TEXTO SELECIONADO>

┌──

Opinião

Revisões radicais na arte

A releitura de certos movimentos artísticos e suas respectivas épocas representam a descoberta de várias conexões com a atualidade, a arte permite sempre infinitas interpretações que viabilizam novas propostas além de reflexões sempre oportunas.

A impactante mostra “Mulheres Radicais: Arte Latino-americana, 1960-1985” na Pinacoteca, reúne todas as características de um período revolucionário, que definiu novos rumos, contestando valores consagrados e criando parâmetros sensíveis às transformações sociais e culturais do século XX.

Abraham Palatnik

A exposição foi organizada pelo Hammer Museum, em Los Angeles, tendo viajado no início do ano para o Brooklyn Museum, em Nova York. A curadoria da venezuelana Cecilia Fajardo-Hill e da argentina Andre Giunta realizou uma pesquisa profunda durante vários anos pelo nosso continente, reunindo obras de 120 artistas de quinze países.

O enfoque da mostra é o envolvimento reflexivo dessas artistas que se posicionaram politicamente lutando pelos seus direitos em diversos países latino americanos em que a repressão era marcante.

Hélio Oiticica

Foram selecionadas artistas de extrema importância como as brasileiras Lygia Pape, Lygia Clark, Ana Bella Geiger, Ana Maria Maiolino, Regina Vater, Regina Silveira, Amélia Toledo, Vera Chaves Barcellos, Wanda Pimentel, Letícia Parente, Marcia X, Celeida Tostes, Claudia Andujar, Josely Carvalho, Iole de Freitas, Lenora de Barros, Carmela Gross entre algumas que redefiniram os rumos da arte contemporânea.

Mulheres radicais na pinacoteca

A exposição foi estruturada por temas, separadas por nove seções que enfocam aspectos essenciais da linha mestra central que é o corpo político. Os tópicos são bem definidos: autorretrato, paisagem do corpo, performance do corpo, mapeando o corpo, resistência e medo, o poder das palavras, feminismos, lugares sociais e o erótico.

└──

TAREFAS A REALIZAR>
A - Responda, com base no texto selecionado, a cada pergunta abaixo, marcando as respostas com (i), (ii) e (iii):
(i) Qual instituição organizou a exposição e em que cidade ela fica?
(ii) Quantas artistas e de quantos países tiveram obras reunidas na mostra?
(iii) Em quantas seções a exposição foi estruturada?
B - Indique se cada afirmação abaixo está de acordo com o texto selecionado, respondendo sim ou não e citando literalmente as palavras do texto que decidem a questão:
(i) A mostra esteve no Brooklyn Museum, em Nova York.
(ii) A curadoria ficou a cargo de duas brasileiras.
(iii) A linha mestra central da exposição é a paisagem.
C - Reproduza sem alterações o trecho do texto selecionado que começa em "A exposição foi organizada" e prossegue até "de quinze países.".
As linhas que vêm depois deste texto formam um material independente dele.

DADOS ARMAZENADOS>

┌──

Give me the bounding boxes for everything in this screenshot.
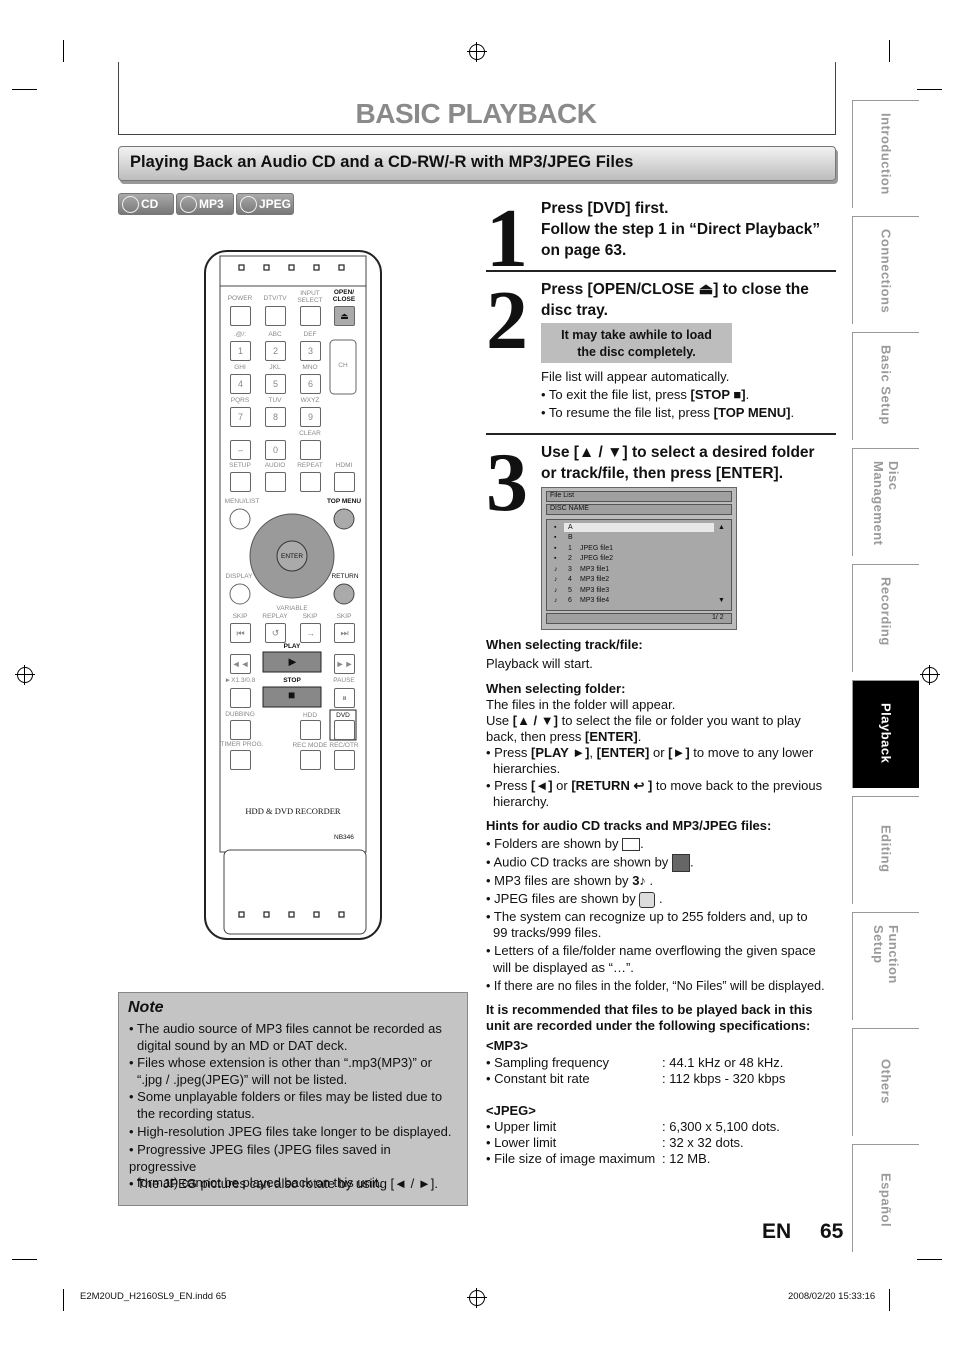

└──

RESPOSTAS ÀS TAREFAS>
A -
(i) O Hammer Museum, em Los Angeles.
(ii) 120 artistas de quinze países.
(iii) Em nove seções.

B -
(i) Sim: "tendo viajado no início do ano para o Brooklyn Museum, em Nova York".
(ii) Não: "A curadoria da venezuelana Cecilia Fajardo-Hill".
(iii) Não: "a linha mestra central que é o corpo político".

C -
A exposição foi organizada pelo Hammer Museum, em Los Angeles, tendo viajado no início do ano para o Brooklyn Museum, em Nova York. A curadoria da venezuelana Cecilia Fajardo-Hill e da argentina Andre Giunta realizou uma pesquisa profunda durante vários anos pelo nosso continente, reunindo obras de 120 artistas de quinze países.